[Stored records]
_ _ _

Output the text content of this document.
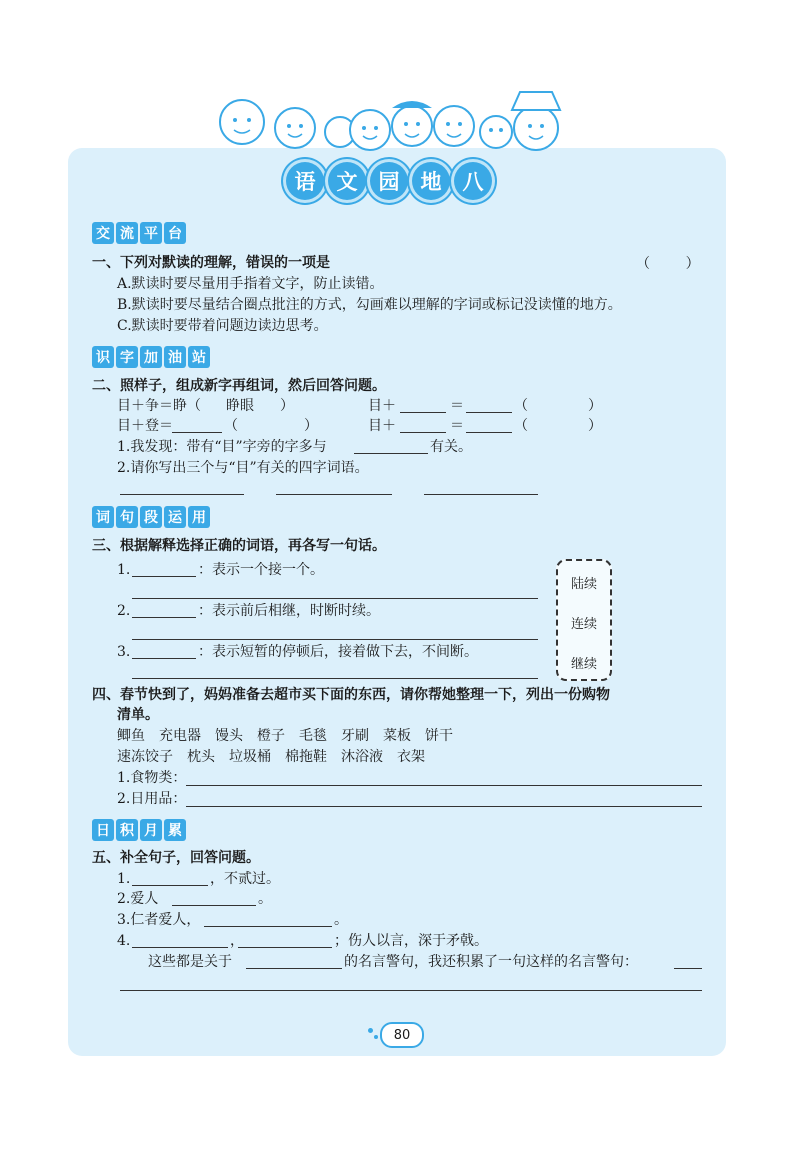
语	文	园	地	八
交 流 平 台
一、下列对默读的理解，错误的一项是	（        ）
A.默读时要尽量用手指着文字，防止读错。
B.默读时要尽量结合圈点批注的方式，勾画难以理解的字词或标记没读懂的地方。
C.默读时要带着问题边读边思考。
识 字 加 油 站
二、照样子，组成新字再组词，然后回答问题。
目＋争＝睁（ 睁眼 ）	目＋	＝	（	）
目＋登＝	（	）	目＋	＝	（	）
1.我发现：带有“目”字旁的字多与	有关。
2.请你写出三个与“目”有关的四字词语。
词 句 段 运 用
三、根据解释选择正确的词语，再各写一句话。
1.	：表示一个接一个。
2.	：表示前后相继，时断时续。
3.	：表示短暂的停顿后，接着做下去，不间断。
陆续
连续
继续
四、春节快到了，妈妈准备去超市买下面的东西，请你帮她整理一下，列出一份购物
清单。
鲫鱼　充电器　馒头　橙子　毛毯　牙刷　菜板　饼干
速冻饺子　枕头　垃圾桶　棉拖鞋　沐浴液　衣架
1.食物类：
2.日用品：
日 积 月 累
五、补全句子，回答问题。
1.	，不贰过。
2.爱人	。
3.仁者爱人，	。
4.	，	；伤人以言，深于矛戟。
这些都是关于	的名言警句，我还积累了一句这样的名言警句：
80
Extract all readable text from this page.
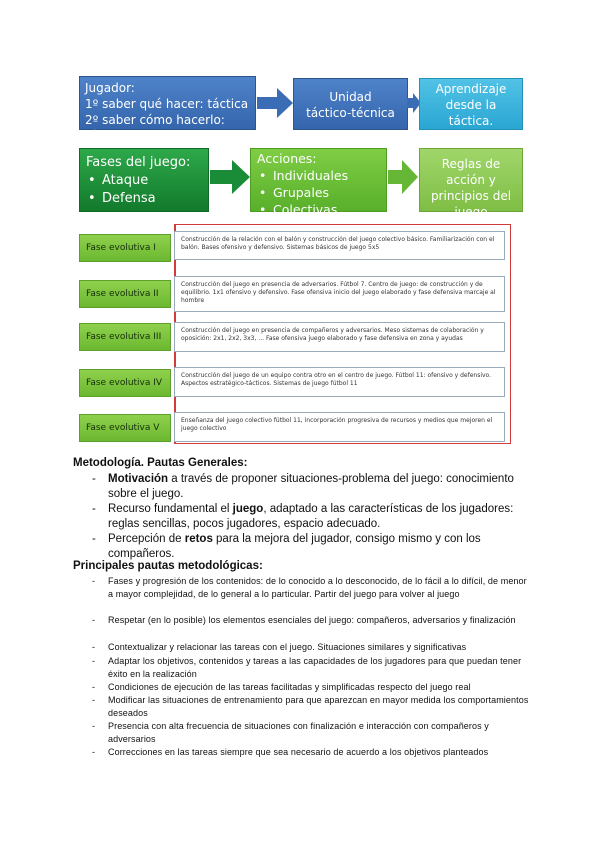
Jugador:
1º saber qué hacer: táctica
2º saber cómo hacerlo: técnica
Unidad
táctico-técnica
Aprendizaje
desde la táctica.
Técnica=medio
Fases del juego:
• Ataque
• Defensa
Acciones:
• Individuales
• Grupales
• Colectivas
Reglas de acción y
principios del
juego
Fase evolutiva I
Construcción de la relación con el balón y construcción del juego colectivo básico. Familiarización con el balón. Bases ofensivo y defensivo. Sistemas básicos de juego 5x5
Fase evolutiva II
Construcción del juego en presencia de adversarios. Fútbol 7. Centro de juego: de construcción y de equilibrio. 1x1 ofensivo y defensivo. Fase ofensiva inicio del juego elaborado y fase defensiva marcaje al hombre
Fase evolutiva III
Construcción del juego en presencia de compañeros y adversarios. Meso sistemas de colaboración y oposición: 2x1, 2x2, 3x3, ... Fase ofensiva juego elaborado y fase defensiva en zona y ayudas
Fase evolutiva IV
Construcción del juego de un equipo contra otro en el centro de juego. Fútbol 11: ofensivo y defensivo. Aspectos estratégico-tácticos. Sistemas de juego fútbol 11
Fase evolutiva V
Enseñanza del juego colectivo fútbol 11, incorporación progresiva de recursos y medios que mejoren el juego colectivo
Metodología. Pautas Generales:
-	Motivación a través de proponer situaciones-problema del juego: conocimiento sobre el juego.
-	Recurso fundamental el juego, adaptado a las características de los jugadores: reglas sencillas, pocos jugadores, espacio adecuado.
-	Percepción de retos para la mejora del jugador, consigo mismo y con los compañeros.
Principales pautas metodológicas:
-	Fases y progresión de los contenidos: de lo conocido a lo desconocido, de lo fácil a lo difícil, de menor a mayor complejidad, de lo general a lo particular. Partir del juego para volver al juego
-	Respetar (en lo posible) los elementos esenciales del juego: compañeros, adversarios y finalización
-	Contextualizar y relacionar las tareas con el juego. Situaciones similares y significativas
-	Adaptar los objetivos, contenidos y tareas a las capacidades de los jugadores para que puedan tener éxito en la realización
-	Condiciones de ejecución de las tareas facilitadas y simplificadas respecto del juego real
-	Modificar las situaciones de entrenamiento para que aparezcan en mayor medida los comportamientos deseados
-	Presencia con alta frecuencia de situaciones con finalización e interacción con compañeros y adversarios
-	Correcciones en las tareas siempre que sea necesario de acuerdo a los objetivos planteados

_ _ _

In the listing above, locate each line with "saber" and copy it.

1º saber qué hacer: táctica
2º saber cómo hacerlo: técnica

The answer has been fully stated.